Begin Records shown

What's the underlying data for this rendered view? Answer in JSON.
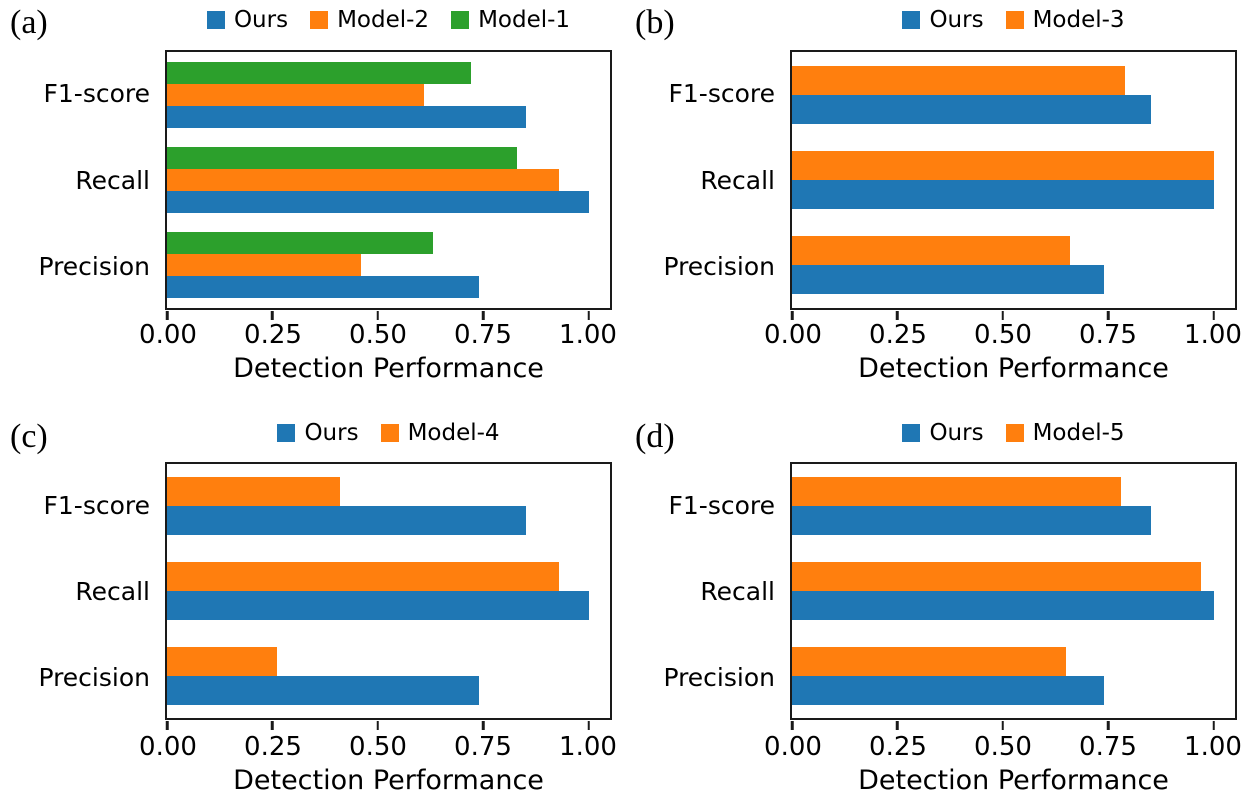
{
  "colors": {
    "ours_blue": "#1f77b4",
    "compare_orange": "#ff7f0e",
    "compare_green": "#2ca02c",
    "axis_black": "#1a1a1a"
  },
  "chart_data": [
    {
      "panel_label": "(a)",
      "type": "bar",
      "orientation": "horizontal",
      "xlabel": "Detection Performance",
      "x_ticks": [
        "0.00",
        "0.25",
        "0.50",
        "0.75",
        "1.00"
      ],
      "xlim": [
        0,
        1.05
      ],
      "legend_position": "top-center",
      "grid": false,
      "categories": [
        "F1-score",
        "Recall",
        "Precision"
      ],
      "series": [
        {
          "name": "Ours",
          "color": "#1f77b4",
          "values": [
            0.85,
            1.0,
            0.74
          ]
        },
        {
          "name": "Model-2",
          "color": "#ff7f0e",
          "values": [
            0.61,
            0.93,
            0.46
          ]
        },
        {
          "name": "Model-1",
          "color": "#2ca02c",
          "values": [
            0.72,
            0.83,
            0.63
          ]
        }
      ]
    },
    {
      "panel_label": "(b)",
      "type": "bar",
      "orientation": "horizontal",
      "xlabel": "Detection Performance",
      "x_ticks": [
        "0.00",
        "0.25",
        "0.50",
        "0.75",
        "1.00"
      ],
      "xlim": [
        0,
        1.05
      ],
      "legend_position": "top-center",
      "grid": false,
      "categories": [
        "F1-score",
        "Recall",
        "Precision"
      ],
      "series": [
        {
          "name": "Ours",
          "color": "#1f77b4",
          "values": [
            0.85,
            1.0,
            0.74
          ]
        },
        {
          "name": "Model-3",
          "color": "#ff7f0e",
          "values": [
            0.79,
            1.0,
            0.66
          ]
        }
      ]
    },
    {
      "panel_label": "(c)",
      "type": "bar",
      "orientation": "horizontal",
      "xlabel": "Detection Performance",
      "x_ticks": [
        "0.00",
        "0.25",
        "0.50",
        "0.75",
        "1.00"
      ],
      "xlim": [
        0,
        1.05
      ],
      "legend_position": "top-center",
      "grid": false,
      "categories": [
        "F1-score",
        "Recall",
        "Precision"
      ],
      "series": [
        {
          "name": "Ours",
          "color": "#1f77b4",
          "values": [
            0.85,
            1.0,
            0.74
          ]
        },
        {
          "name": "Model-4",
          "color": "#ff7f0e",
          "values": [
            0.41,
            0.93,
            0.26
          ]
        }
      ]
    },
    {
      "panel_label": "(d)",
      "type": "bar",
      "orientation": "horizontal",
      "xlabel": "Detection Performance",
      "x_ticks": [
        "0.00",
        "0.25",
        "0.50",
        "0.75",
        "1.00"
      ],
      "xlim": [
        0,
        1.05
      ],
      "legend_position": "top-center",
      "grid": false,
      "categories": [
        "F1-score",
        "Recall",
        "Precision"
      ],
      "series": [
        {
          "name": "Ours",
          "color": "#1f77b4",
          "values": [
            0.85,
            1.0,
            0.74
          ]
        },
        {
          "name": "Model-5",
          "color": "#ff7f0e",
          "values": [
            0.78,
            0.97,
            0.65
          ]
        }
      ]
    }
  ]
}
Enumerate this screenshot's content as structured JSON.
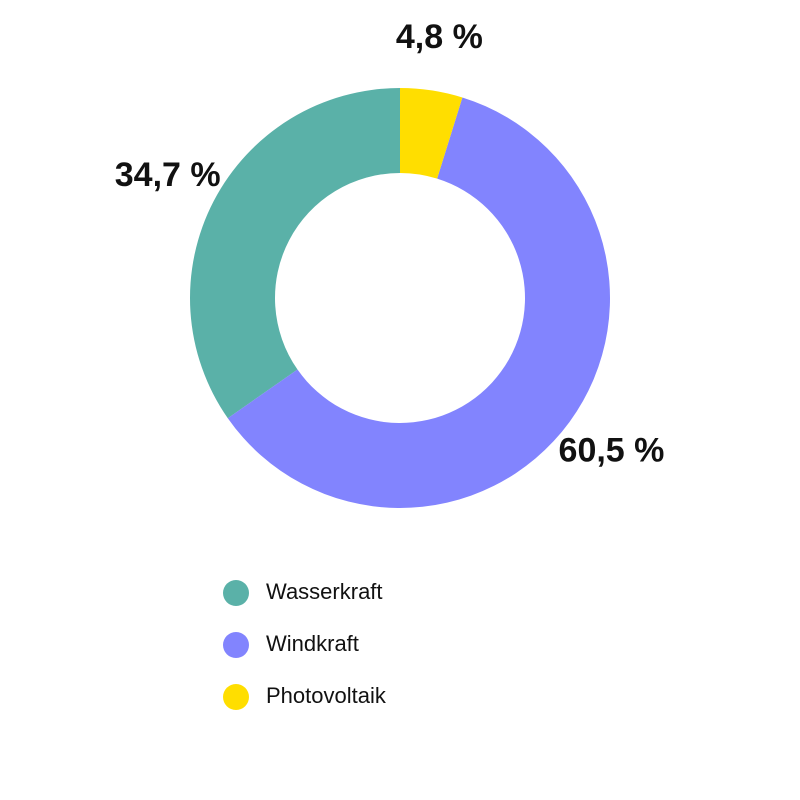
{
  "chart_data": {
    "type": "donut",
    "categories": [
      "Wasserkraft",
      "Windkraft",
      "Photovoltaik"
    ],
    "values": [
      34.7,
      60.5,
      4.8
    ],
    "value_labels": [
      "34,7 %",
      "60,5 %",
      "4,8 %"
    ],
    "colors": [
      "#5ab1a8",
      "#8284fe",
      "#ffde00"
    ]
  }
}
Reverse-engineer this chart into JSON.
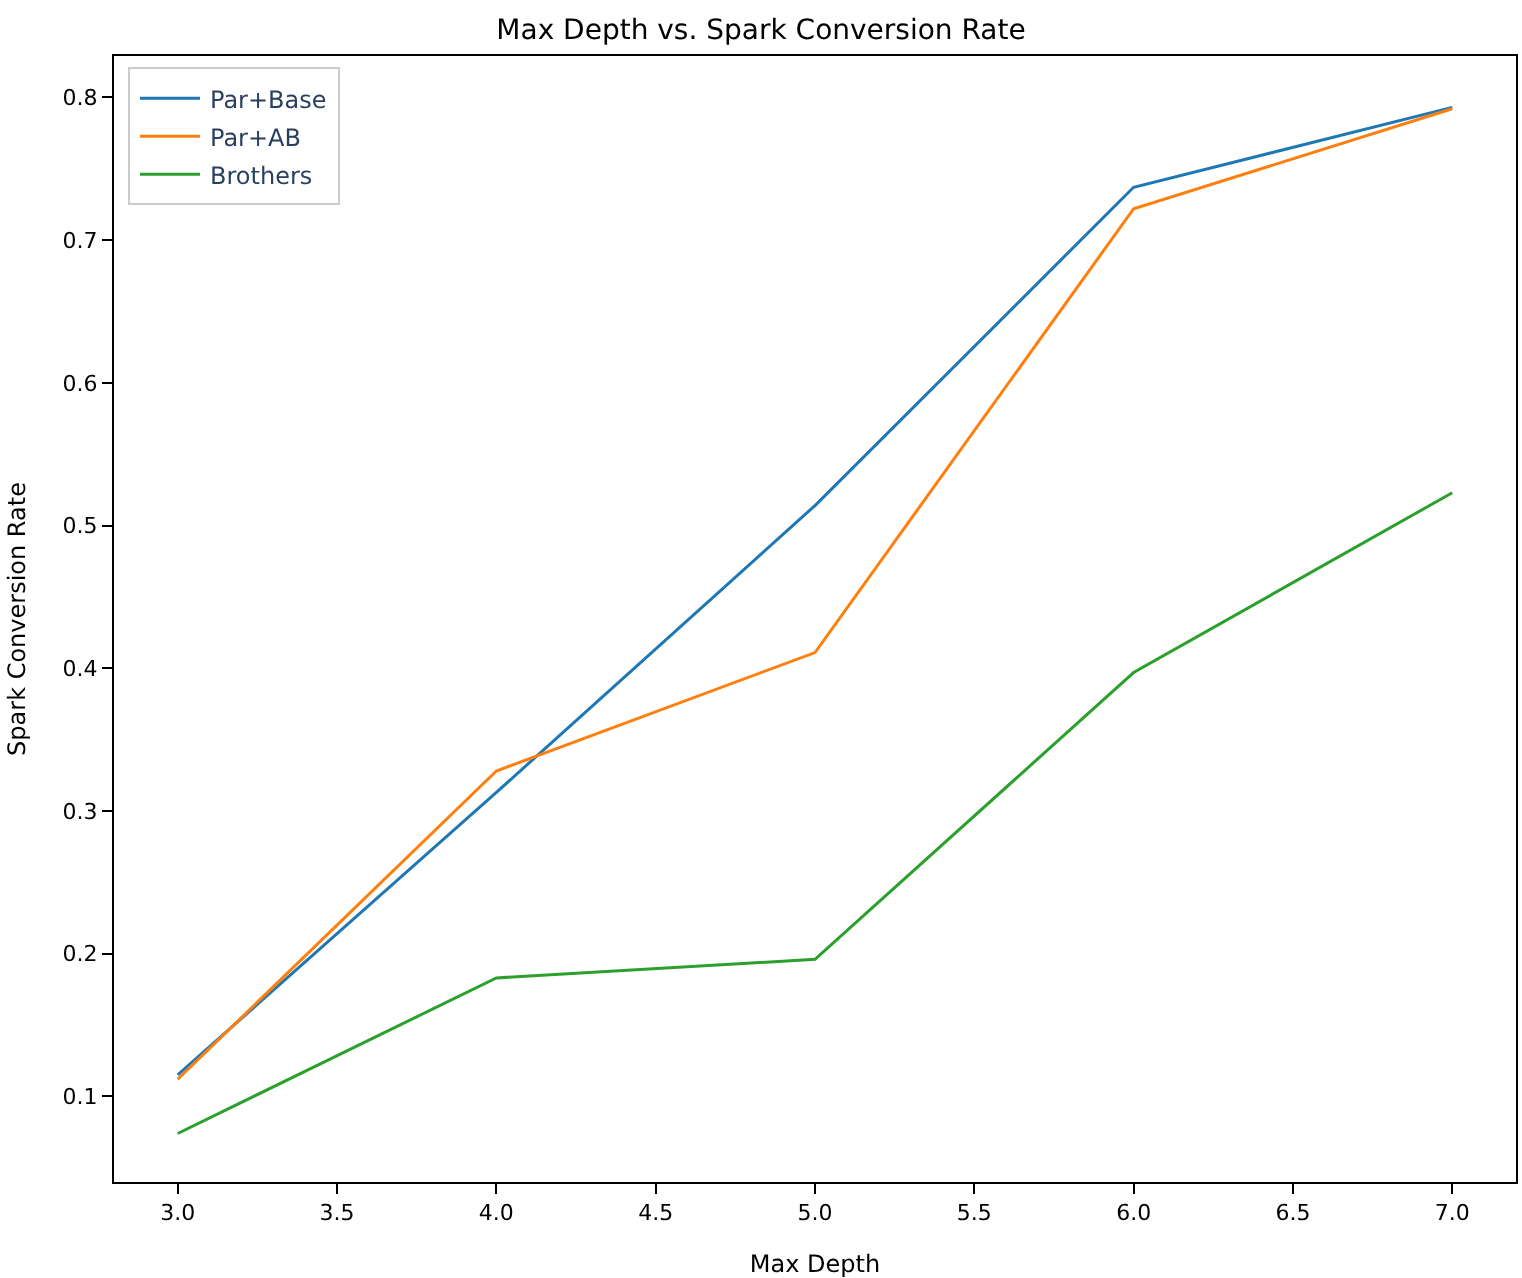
{
  "chart_data": {
    "type": "line",
    "title": "Max Depth vs. Spark Conversion Rate",
    "xlabel": "Max Depth",
    "ylabel": "Spark Conversion Rate",
    "x": [
      3,
      4,
      5,
      6,
      7
    ],
    "series": [
      {
        "name": "Par+Base",
        "color": "#1f77b4",
        "values": [
          0.115,
          0.313,
          0.514,
          0.737,
          0.793
        ]
      },
      {
        "name": "Par+AB",
        "color": "#ff7f0e",
        "values": [
          0.112,
          0.328,
          0.411,
          0.722,
          0.792
        ]
      },
      {
        "name": "Brothers",
        "color": "#2ca02c",
        "values": [
          0.074,
          0.183,
          0.196,
          0.397,
          0.523
        ]
      }
    ],
    "xlim": [
      2.8,
      7.2
    ],
    "xticks": [
      {
        "value": 3,
        "label": "3.0"
      },
      {
        "value": 3.5,
        "label": "3.5"
      },
      {
        "value": 4,
        "label": "4.0"
      },
      {
        "value": 4.5,
        "label": "4.5"
      },
      {
        "value": 5,
        "label": "5.0"
      },
      {
        "value": 5.5,
        "label": "5.5"
      },
      {
        "value": 6,
        "label": "6.0"
      },
      {
        "value": 6.5,
        "label": "6.5"
      },
      {
        "value": 7,
        "label": "7.0"
      }
    ],
    "ylim": [
      0.04,
      0.829
    ],
    "yticks": [
      0.1,
      0.2,
      0.3,
      0.4,
      0.5,
      0.6,
      0.7,
      0.8
    ],
    "legend": "top left",
    "line_style": "solid",
    "marker": "none"
  }
}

End Records shown

*Task statement*:
List the lines that contain the word "Depth".

*Worked solution*:
    "title": "Max Depth vs. Spark Conversion Rate",
    "xlabel": "Max Depth",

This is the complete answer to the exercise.